» **Your objective**:
Below are some records; reproduce every one of them exactly.

» **Records shown**:
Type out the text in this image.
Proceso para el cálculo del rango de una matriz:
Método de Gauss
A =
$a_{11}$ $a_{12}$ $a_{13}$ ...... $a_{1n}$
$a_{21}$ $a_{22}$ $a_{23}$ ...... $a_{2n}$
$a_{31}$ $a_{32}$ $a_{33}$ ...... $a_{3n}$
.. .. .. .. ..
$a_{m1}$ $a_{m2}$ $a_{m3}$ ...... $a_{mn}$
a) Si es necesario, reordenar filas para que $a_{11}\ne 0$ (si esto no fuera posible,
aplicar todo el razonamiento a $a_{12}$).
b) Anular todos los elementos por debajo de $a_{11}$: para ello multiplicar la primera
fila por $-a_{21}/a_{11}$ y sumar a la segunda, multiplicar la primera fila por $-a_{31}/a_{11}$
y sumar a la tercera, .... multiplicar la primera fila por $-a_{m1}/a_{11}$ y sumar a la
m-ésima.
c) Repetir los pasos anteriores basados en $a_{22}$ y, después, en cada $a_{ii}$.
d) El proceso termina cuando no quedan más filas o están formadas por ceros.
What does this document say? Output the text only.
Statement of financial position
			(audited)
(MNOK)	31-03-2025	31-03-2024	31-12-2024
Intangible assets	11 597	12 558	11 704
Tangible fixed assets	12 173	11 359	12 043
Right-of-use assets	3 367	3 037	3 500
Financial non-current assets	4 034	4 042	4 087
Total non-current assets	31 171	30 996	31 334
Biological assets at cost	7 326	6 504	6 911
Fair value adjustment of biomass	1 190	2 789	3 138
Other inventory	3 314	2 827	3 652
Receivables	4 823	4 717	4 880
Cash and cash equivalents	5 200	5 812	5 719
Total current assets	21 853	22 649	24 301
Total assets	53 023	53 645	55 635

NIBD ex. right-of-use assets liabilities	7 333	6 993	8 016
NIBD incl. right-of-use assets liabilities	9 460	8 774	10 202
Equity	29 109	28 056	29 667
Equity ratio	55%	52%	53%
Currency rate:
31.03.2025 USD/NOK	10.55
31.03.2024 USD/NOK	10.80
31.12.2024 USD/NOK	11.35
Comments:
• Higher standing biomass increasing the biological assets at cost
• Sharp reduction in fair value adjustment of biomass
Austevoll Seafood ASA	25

» **Task answer**:
Type out the text in this image.
Proceso para el cálculo del rango de una matriz:
Método de Gauss
A =
$a_{11}$ $a_{12}$ $a_{13}$ ...... $a_{1n}$
$a_{21}$ $a_{22}$ $a_{23}$ ...... $a_{2n}$
$a_{31}$ $a_{32}$ $a_{33}$ ...... $a_{3n}$
.. .. .. .. ..
$a_{m1}$ $a_{m2}$ $a_{m3}$ ...... $a_{mn}$
a) Si es necesario, reordenar filas para que $a_{11}\ne 0$ (si esto no fuera posible,
aplicar todo el razonamiento a $a_{12}$).
b) Anular todos los elementos por debajo de $a_{11}$: para ello multiplicar la primera
fila por $-a_{21}/a_{11}$ y sumar a la segunda, multiplicar la primera fila por $-a_{31}/a_{11}$
y sumar a la tercera, .... multiplicar la primera fila por $-a_{m1}/a_{11}$ y sumar a la
m-ésima.
c) Repetir los pasos anteriores basados en $a_{22}$ y, después, en cada $a_{ii}$.
d) El proceso termina cuando no quedan más filas o están formadas por ceros.
What does this document say? Output the text only.
Statement of financial position
			(audited)
(MNOK)	31-03-2025	31-03-2024	31-12-2024
Intangible assets	11 597	12 558	11 704
Tangible fixed assets	12 173	11 359	12 043
Right-of-use assets	3 367	3 037	3 500
Financial non-current assets	4 034	4 042	4 087
Total non-current assets	31 171	30 996	31 334
Biological assets at cost	7 326	6 504	6 911
Fair value adjustment of biomass	1 190	2 789	3 138
Other inventory	3 314	2 827	3 652
Receivables	4 823	4 717	4 880
Cash and cash equivalents	5 200	5 812	5 719
Total current assets	21 853	22 649	24 301
Total assets	53 023	53 645	55 635

NIBD ex. right-of-use assets liabilities	7 333	6 993	8 016
NIBD incl. right-of-use assets liabilities	9 460	8 774	10 202
Equity	29 109	28 056	29 667
Equity ratio	55%	52%	53%
Currency rate:
31.03.2025 USD/NOK	10.55
31.03.2024 USD/NOK	10.80
31.12.2024 USD/NOK	11.35
Comments:
• Higher standing biomass increasing the biological assets at cost
• Sharp reduction in fair value adjustment of biomass
Austevoll Seafood ASA	25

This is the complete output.